Please output the lines shown below exactly as they appear.

## begin ENTRIES

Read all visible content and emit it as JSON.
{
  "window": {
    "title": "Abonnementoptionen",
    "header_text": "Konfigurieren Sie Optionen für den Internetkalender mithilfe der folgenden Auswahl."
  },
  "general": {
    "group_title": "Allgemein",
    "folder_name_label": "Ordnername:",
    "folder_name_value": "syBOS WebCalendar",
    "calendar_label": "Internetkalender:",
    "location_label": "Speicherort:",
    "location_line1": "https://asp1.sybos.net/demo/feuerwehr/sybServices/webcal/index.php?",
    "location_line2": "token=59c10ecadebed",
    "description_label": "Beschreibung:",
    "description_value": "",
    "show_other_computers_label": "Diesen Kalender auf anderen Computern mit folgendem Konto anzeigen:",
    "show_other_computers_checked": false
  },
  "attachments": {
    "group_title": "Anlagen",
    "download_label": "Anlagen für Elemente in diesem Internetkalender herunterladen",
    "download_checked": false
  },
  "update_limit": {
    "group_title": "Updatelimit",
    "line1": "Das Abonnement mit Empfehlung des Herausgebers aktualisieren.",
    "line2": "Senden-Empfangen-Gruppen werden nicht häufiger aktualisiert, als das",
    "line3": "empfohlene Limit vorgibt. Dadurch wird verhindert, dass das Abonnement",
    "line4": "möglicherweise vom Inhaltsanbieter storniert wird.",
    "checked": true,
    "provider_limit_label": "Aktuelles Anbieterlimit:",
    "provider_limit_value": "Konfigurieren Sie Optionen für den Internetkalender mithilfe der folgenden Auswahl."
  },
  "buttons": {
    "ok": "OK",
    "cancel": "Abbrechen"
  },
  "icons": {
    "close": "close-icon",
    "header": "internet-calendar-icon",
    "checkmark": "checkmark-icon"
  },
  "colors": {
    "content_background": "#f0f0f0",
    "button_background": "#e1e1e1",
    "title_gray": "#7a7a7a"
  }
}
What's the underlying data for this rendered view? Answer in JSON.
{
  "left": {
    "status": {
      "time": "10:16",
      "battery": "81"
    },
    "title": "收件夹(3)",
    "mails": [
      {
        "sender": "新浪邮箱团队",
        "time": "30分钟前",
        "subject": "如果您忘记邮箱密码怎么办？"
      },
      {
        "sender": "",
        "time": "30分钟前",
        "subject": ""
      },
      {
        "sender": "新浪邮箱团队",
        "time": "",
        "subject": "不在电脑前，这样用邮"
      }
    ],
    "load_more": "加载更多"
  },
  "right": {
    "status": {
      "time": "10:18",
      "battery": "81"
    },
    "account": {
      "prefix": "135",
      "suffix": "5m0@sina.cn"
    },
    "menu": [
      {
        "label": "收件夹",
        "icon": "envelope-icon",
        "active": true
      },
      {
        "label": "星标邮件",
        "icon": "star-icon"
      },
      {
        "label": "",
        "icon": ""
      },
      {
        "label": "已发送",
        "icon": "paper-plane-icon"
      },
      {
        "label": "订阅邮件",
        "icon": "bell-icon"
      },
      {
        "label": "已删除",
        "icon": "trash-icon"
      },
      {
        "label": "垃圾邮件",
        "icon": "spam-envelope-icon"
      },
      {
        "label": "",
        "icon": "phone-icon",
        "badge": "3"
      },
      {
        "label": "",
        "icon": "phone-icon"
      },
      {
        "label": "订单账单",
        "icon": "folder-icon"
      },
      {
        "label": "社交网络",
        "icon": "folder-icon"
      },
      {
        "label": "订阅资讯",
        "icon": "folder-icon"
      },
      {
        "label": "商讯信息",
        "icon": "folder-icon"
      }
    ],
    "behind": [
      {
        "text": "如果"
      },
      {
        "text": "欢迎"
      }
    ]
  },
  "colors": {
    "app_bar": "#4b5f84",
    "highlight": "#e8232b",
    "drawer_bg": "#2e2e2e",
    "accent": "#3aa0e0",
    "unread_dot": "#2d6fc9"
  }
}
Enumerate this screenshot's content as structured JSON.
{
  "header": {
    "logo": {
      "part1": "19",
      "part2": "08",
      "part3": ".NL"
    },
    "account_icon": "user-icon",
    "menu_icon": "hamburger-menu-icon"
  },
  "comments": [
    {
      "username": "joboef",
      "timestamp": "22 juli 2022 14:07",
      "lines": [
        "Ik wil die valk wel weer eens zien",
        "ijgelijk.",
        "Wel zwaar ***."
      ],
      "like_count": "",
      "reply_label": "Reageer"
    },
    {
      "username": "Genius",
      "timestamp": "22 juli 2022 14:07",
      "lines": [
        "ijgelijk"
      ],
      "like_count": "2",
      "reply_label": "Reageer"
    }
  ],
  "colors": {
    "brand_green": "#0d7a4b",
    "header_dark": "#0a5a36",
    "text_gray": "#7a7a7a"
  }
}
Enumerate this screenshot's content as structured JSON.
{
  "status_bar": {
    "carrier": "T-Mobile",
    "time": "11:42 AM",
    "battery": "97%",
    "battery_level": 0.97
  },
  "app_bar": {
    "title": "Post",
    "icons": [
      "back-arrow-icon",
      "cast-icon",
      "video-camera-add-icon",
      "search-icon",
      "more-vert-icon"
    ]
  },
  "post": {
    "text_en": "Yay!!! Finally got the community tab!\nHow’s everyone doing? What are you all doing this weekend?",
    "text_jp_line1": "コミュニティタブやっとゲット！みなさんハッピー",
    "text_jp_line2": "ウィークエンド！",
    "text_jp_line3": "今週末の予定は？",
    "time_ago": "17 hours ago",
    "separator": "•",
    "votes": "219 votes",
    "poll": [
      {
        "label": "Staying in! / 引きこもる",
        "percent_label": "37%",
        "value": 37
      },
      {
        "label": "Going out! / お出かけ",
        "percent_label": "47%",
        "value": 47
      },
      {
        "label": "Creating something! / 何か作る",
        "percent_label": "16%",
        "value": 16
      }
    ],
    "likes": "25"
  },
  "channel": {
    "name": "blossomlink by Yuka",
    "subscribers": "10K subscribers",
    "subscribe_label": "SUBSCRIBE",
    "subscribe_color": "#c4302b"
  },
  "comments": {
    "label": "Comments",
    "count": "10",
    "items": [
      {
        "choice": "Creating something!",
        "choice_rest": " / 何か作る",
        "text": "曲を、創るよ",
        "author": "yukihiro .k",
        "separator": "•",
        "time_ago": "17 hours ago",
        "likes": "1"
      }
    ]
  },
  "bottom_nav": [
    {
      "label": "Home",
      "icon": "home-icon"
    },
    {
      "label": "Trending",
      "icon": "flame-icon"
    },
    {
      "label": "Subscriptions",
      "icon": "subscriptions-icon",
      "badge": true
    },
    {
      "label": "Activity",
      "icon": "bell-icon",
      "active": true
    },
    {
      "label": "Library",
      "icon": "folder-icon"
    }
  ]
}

## end ENTRIES

CORRECT RESULT >>
Read all visible content and emit it as JSON.
{
  "window": {
    "title": "Abonnementoptionen",
    "header_text": "Konfigurieren Sie Optionen für den Internetkalender mithilfe der folgenden Auswahl."
  },
  "general": {
    "group_title": "Allgemein",
    "folder_name_label": "Ordnername:",
    "folder_name_value": "syBOS WebCalendar",
    "calendar_label": "Internetkalender:",
    "location_label": "Speicherort:",
    "location_line1": "https://asp1.sybos.net/demo/feuerwehr/sybServices/webcal/index.php?",
    "location_line2": "token=59c10ecadebed",
    "description_label": "Beschreibung:",
    "description_value": "",
    "show_other_computers_label": "Diesen Kalender auf anderen Computern mit folgendem Konto anzeigen:",
    "show_other_computers_checked": false
  },
  "attachments": {
    "group_title": "Anlagen",
    "download_label": "Anlagen für Elemente in diesem Internetkalender herunterladen",
    "download_checked": false
  },
  "update_limit": {
    "group_title": "Updatelimit",
    "line1": "Das Abonnement mit Empfehlung des Herausgebers aktualisieren.",
    "line2": "Senden-Empfangen-Gruppen werden nicht häufiger aktualisiert, als das",
    "line3": "empfohlene Limit vorgibt. Dadurch wird verhindert, dass das Abonnement",
    "line4": "möglicherweise vom Inhaltsanbieter storniert wird.",
    "checked": true,
    "provider_limit_label": "Aktuelles Anbieterlimit:",
    "provider_limit_value": "Konfigurieren Sie Optionen für den Internetkalender mithilfe der folgenden Auswahl."
  },
  "buttons": {
    "ok": "OK",
    "cancel": "Abbrechen"
  },
  "icons": {
    "close": "close-icon",
    "header": "internet-calendar-icon",
    "checkmark": "checkmark-icon"
  },
  "colors": {
    "content_background": "#f0f0f0",
    "button_background": "#e1e1e1",
    "title_gray": "#7a7a7a"
  }
}
What's the underlying data for this rendered view? Answer in JSON.
{
  "left": {
    "status": {
      "time": "10:16",
      "battery": "81"
    },
    "title": "收件夹(3)",
    "mails": [
      {
        "sender": "新浪邮箱团队",
        "time": "30分钟前",
        "subject": "如果您忘记邮箱密码怎么办？"
      },
      {
        "sender": "",
        "time": "30分钟前",
        "subject": ""
      },
      {
        "sender": "新浪邮箱团队",
        "time": "",
        "subject": "不在电脑前，这样用邮"
      }
    ],
    "load_more": "加载更多"
  },
  "right": {
    "status": {
      "time": "10:18",
      "battery": "81"
    },
    "account": {
      "prefix": "135",
      "suffix": "5m0@sina.cn"
    },
    "menu": [
      {
        "label": "收件夹",
        "icon": "envelope-icon",
        "active": true
      },
      {
        "label": "星标邮件",
        "icon": "star-icon"
      },
      {
        "label": "",
        "icon": ""
      },
      {
        "label": "已发送",
        "icon": "paper-plane-icon"
      },
      {
        "label": "订阅邮件",
        "icon": "bell-icon"
      },
      {
        "label": "已删除",
        "icon": "trash-icon"
      },
      {
        "label": "垃圾邮件",
        "icon": "spam-envelope-icon"
      },
      {
        "label": "",
        "icon": "phone-icon",
        "badge": "3"
      },
      {
        "label": "",
        "icon": "phone-icon"
      },
      {
        "label": "订单账单",
        "icon": "folder-icon"
      },
      {
        "label": "社交网络",
        "icon": "folder-icon"
      },
      {
        "label": "订阅资讯",
        "icon": "folder-icon"
      },
      {
        "label": "商讯信息",
        "icon": "folder-icon"
      }
    ],
    "behind": [
      {
        "text": "如果"
      },
      {
        "text": "欢迎"
      }
    ]
  },
  "colors": {
    "app_bar": "#4b5f84",
    "highlight": "#e8232b",
    "drawer_bg": "#2e2e2e",
    "accent": "#3aa0e0",
    "unread_dot": "#2d6fc9"
  }
}
Enumerate this screenshot's content as structured JSON.
{
  "header": {
    "logo": {
      "part1": "19",
      "part2": "08",
      "part3": ".NL"
    },
    "account_icon": "user-icon",
    "menu_icon": "hamburger-menu-icon"
  },
  "comments": [
    {
      "username": "joboef",
      "timestamp": "22 juli 2022 14:07",
      "lines": [
        "Ik wil die valk wel weer eens zien",
        "ijgelijk.",
        "Wel zwaar ***."
      ],
      "like_count": "",
      "reply_label": "Reageer"
    },
    {
      "username": "Genius",
      "timestamp": "22 juli 2022 14:07",
      "lines": [
        "ijgelijk"
      ],
      "like_count": "2",
      "reply_label": "Reageer"
    }
  ],
  "colors": {
    "brand_green": "#0d7a4b",
    "header_dark": "#0a5a36",
    "text_gray": "#7a7a7a"
  }
}
Enumerate this screenshot's content as structured JSON.
{
  "status_bar": {
    "carrier": "T-Mobile",
    "time": "11:42 AM",
    "battery": "97%",
    "battery_level": 0.97
  },
  "app_bar": {
    "title": "Post",
    "icons": [
      "back-arrow-icon",
      "cast-icon",
      "video-camera-add-icon",
      "search-icon",
      "more-vert-icon"
    ]
  },
  "post": {
    "text_en": "Yay!!! Finally got the community tab!\nHow’s everyone doing? What are you all doing this weekend?",
    "text_jp_line1": "コミュニティタブやっとゲット！みなさんハッピー",
    "text_jp_line2": "ウィークエンド！",
    "text_jp_line3": "今週末の予定は？",
    "time_ago": "17 hours ago",
    "separator": "•",
    "votes": "219 votes",
    "poll": [
      {
        "label": "Staying in! / 引きこもる",
        "percent_label": "37%",
        "value": 37
      },
      {
        "label": "Going out! / お出かけ",
        "percent_label": "47%",
        "value": 47
      },
      {
        "label": "Creating something! / 何か作る",
        "percent_label": "16%",
        "value": 16
      }
    ],
    "likes": "25"
  },
  "channel": {
    "name": "blossomlink by Yuka",
    "subscribers": "10K subscribers",
    "subscribe_label": "SUBSCRIBE",
    "subscribe_color": "#c4302b"
  },
  "comments": {
    "label": "Comments",
    "count": "10",
    "items": [
      {
        "choice": "Creating something!",
        "choice_rest": " / 何か作る",
        "text": "曲を、創るよ",
        "author": "yukihiro .k",
        "separator": "•",
        "time_ago": "17 hours ago",
        "likes": "1"
      }
    ]
  },
  "bottom_nav": [
    {
      "label": "Home",
      "icon": "home-icon"
    },
    {
      "label": "Trending",
      "icon": "flame-icon"
    },
    {
      "label": "Subscriptions",
      "icon": "subscriptions-icon",
      "badge": true
    },
    {
      "label": "Activity",
      "icon": "bell-icon",
      "active": true
    },
    {
      "label": "Library",
      "icon": "folder-icon"
    }
  ]
}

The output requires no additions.